## [Text extract]

Read more: The extreme Scottish nationalists

With a second independence referendum looking increasingly likely, Somynne fears that the pro-union parties warning about “division” are creating a self-fulfilling prophecy. 

“As for physical confrontation,” he says. “I’m honestly worried about certain sections of the No-supporting extremes, who see the independence movement as some kind of ‘Jacobite plot’ to destroy their British identity.”

In 2014, pro-union parties fought under a banner of economic realism, with the additional message that it was OK to be “Scottish and British”. After the experience of the EU referendum, though, there are murmurings that a second pro-union campaign would have to be fought on more emotional turf. 

So what is behind what Somynne calls “the dark underbelly” of the pro-union campaign? And how likely is it to rear its head again? 

One night in George Square

For many independence supporters, suspicions that the pro-union campaign had resonated with the far right were confirmed on the evening after the referendum. A group of crestfallen, mainly young independence supporters turned up at Glasgow’s George Square, where they were confronted by a group of union supporters waving Union Jacks, singing Rule Britannia and giving Nazi salutes.

## [Description of the task]
Pick up the article above on the pro-union fringe in Scottish politics and continue it from its final sentence.

## [Data segment]
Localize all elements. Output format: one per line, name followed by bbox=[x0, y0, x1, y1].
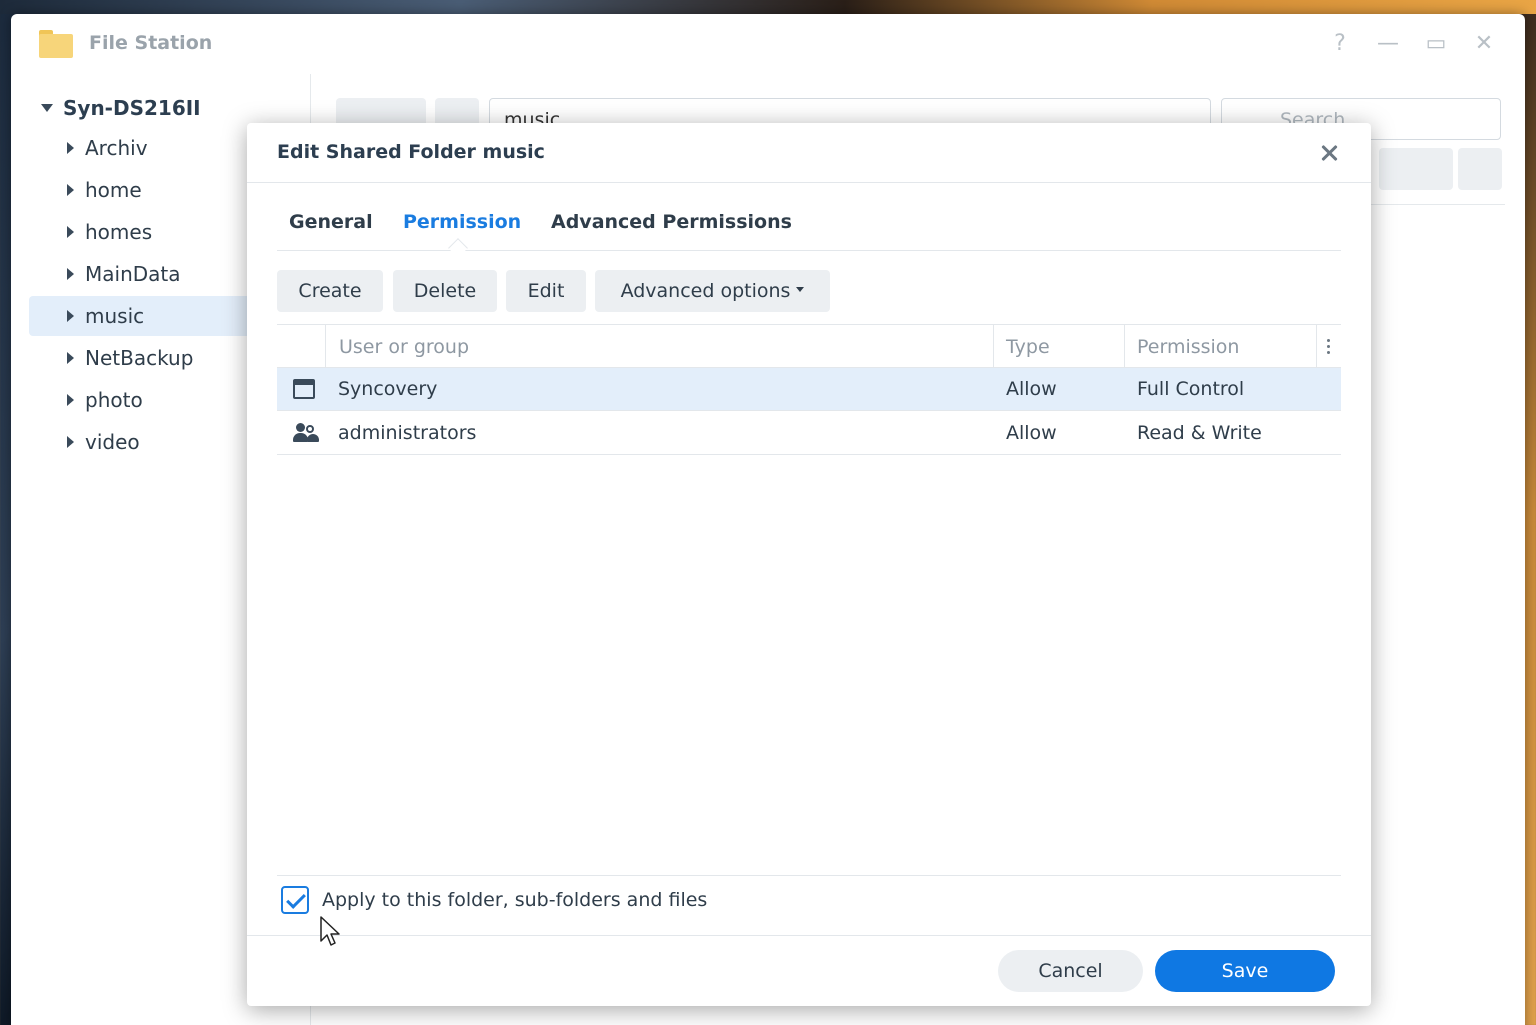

## [Result of this task]
Glasgow SNP councillor Austin Sheridan, who is gay, was at the City Chambers that day, an imperial building on George Square. He left the building to see what was going on. “All of a sudden a guy came up and shouted at me,” he remembers. A video he made on his phone shows middle-aged men calling him “fucking poofter” and “nationalist scum”. 

Sheridan believes the homophobic attack was “clearly organised”. He says: “The group of people arrived at the square all at the same time.” 

In 2014, mainstream political parties succeeded in the most part in distancing themselves from the far-right unionists. 

Scots were treated to the rare sight of the Liberal Democrats, Labour and Conservative leaders agreeing on the need to stay in the UK. 

This cross-party unity did not, however, extend to some of the other groups opposing independence – the British National Party, the UK Independence Party and the Scottish Defence League (which shares anti-SNP posts alongside warnings of a Muslim “invasion”). 

While the fringes continue to share both far-right and an anti-independence messages, Facebook groups purely focused on a passionate defence of unionism have also flourished. Here, the First Minister Nicola Sturgeon is mocked as the TV comedy character “Wee Jimmie Krankie”, or the “ginger poison dwarf”. 

One of the grassroots groups most consistently pushing the pro-union message is A Force For Good (its Facebook page has more than 4,000 followers). During the 2014 referendum it was not affiliated with the Better Together campaign and describes itself as providing “a historical and cultural background to the Union and the British identity”.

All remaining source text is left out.